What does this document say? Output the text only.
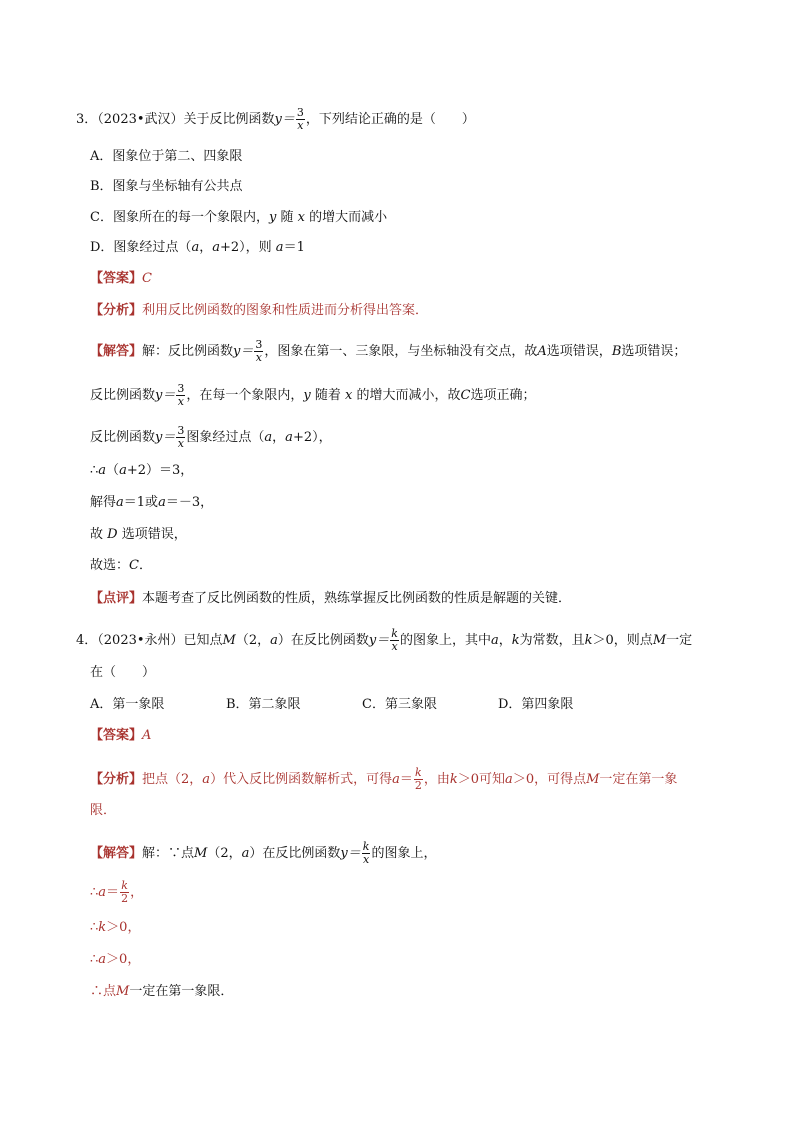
3．（2023•武汉）关于反比例函数$y= \frac{3}{x}$ ，下列结论正确的是（　　）
A．图象位于第二、四象限
B．图象与坐标轴有公共点
C．图象所在的每一个象限内，y 随 x 的增大而减小
D．图象经过点（a，a+2），则 a＝1
【答案】C
【分析】利用反比例函数的图象和性质进而分析得出答案．
【解答】解：反比例函数$y= \frac{3}{x}$ ，图象在第一、三象限，与坐标轴没有交点，故A选项错误，B选项错误；
反比例函数$y= \frac{3}{x}$ ，在每一个象限内，y 随着 x 的增大而减小，故C选项正确；
反比例函数$y= \frac{3}{x}$ 图象经过点（a，a+2），
∴a（a+2）＝3，
解得a＝1或a＝－3，
故 D 选项错误，
故选：C．
【点评】本题考查了反比例函数的性质，熟练掌握反比例函数的性质是解题的关键．
4．（2023•永州）已知点M（2，a）在反比例函数$y= \frac{k}{x}$ 的图象上，其中a，k为常数，且k＞0，则点M一定
在（　　）
A．第一象限	B．第二象限	C．第三象限	D．第四象限
【答案】A
【分析】把点（2，a）代入反比例函数解析式，可得$a= \frac{k}{2}$ ，由k＞0可知a＞0，可得点M一定在第一象
限．
【解答】解：∵点M（2，a）在反比例函数$y= \frac{k}{x}$ 的图象上，
∴a＝ $\frac{k}{2}$ ，
∴k＞0，
∴a＞0，
∴点M一定在第一象限．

==*==

Given request:
From start to finish, output the listing exactly, but omit its pictures.

Written answer:
What does this document say? Output the text only.
3．（2023•武汉）关于反比例函数$y= \frac{3}{x}$ ，下列结论正确的是（　　）
A．图象位于第二、四象限
B．图象与坐标轴有公共点
C．图象所在的每一个象限内，y 随 x 的增大而减小
D．图象经过点（a，a+2），则 a＝1
【答案】C
【分析】利用反比例函数的图象和性质进而分析得出答案．
【解答】解：反比例函数$y= \frac{3}{x}$ ，图象在第一、三象限，与坐标轴没有交点，故A选项错误，B选项错误；
反比例函数$y= \frac{3}{x}$ ，在每一个象限内，y 随着 x 的增大而减小，故C选项正确；
反比例函数$y= \frac{3}{x}$ 图象经过点（a，a+2），
∴a（a+2）＝3，
解得a＝1或a＝－3，
故 D 选项错误，
故选：C．
【点评】本题考查了反比例函数的性质，熟练掌握反比例函数的性质是解题的关键．
4．（2023•永州）已知点M（2，a）在反比例函数$y= \frac{k}{x}$ 的图象上，其中a，k为常数，且k＞0，则点M一定
在（　　）
A．第一象限	B．第二象限	C．第三象限	D．第四象限
【答案】A
【分析】把点（2，a）代入反比例函数解析式，可得$a= \frac{k}{2}$ ，由k＞0可知a＞0，可得点M一定在第一象
限．
【解答】解：∵点M（2，a）在反比例函数$y= \frac{k}{x}$ 的图象上，
∴a＝ $\frac{k}{2}$ ，
∴k＞0，
∴a＞0，
∴点M一定在第一象限．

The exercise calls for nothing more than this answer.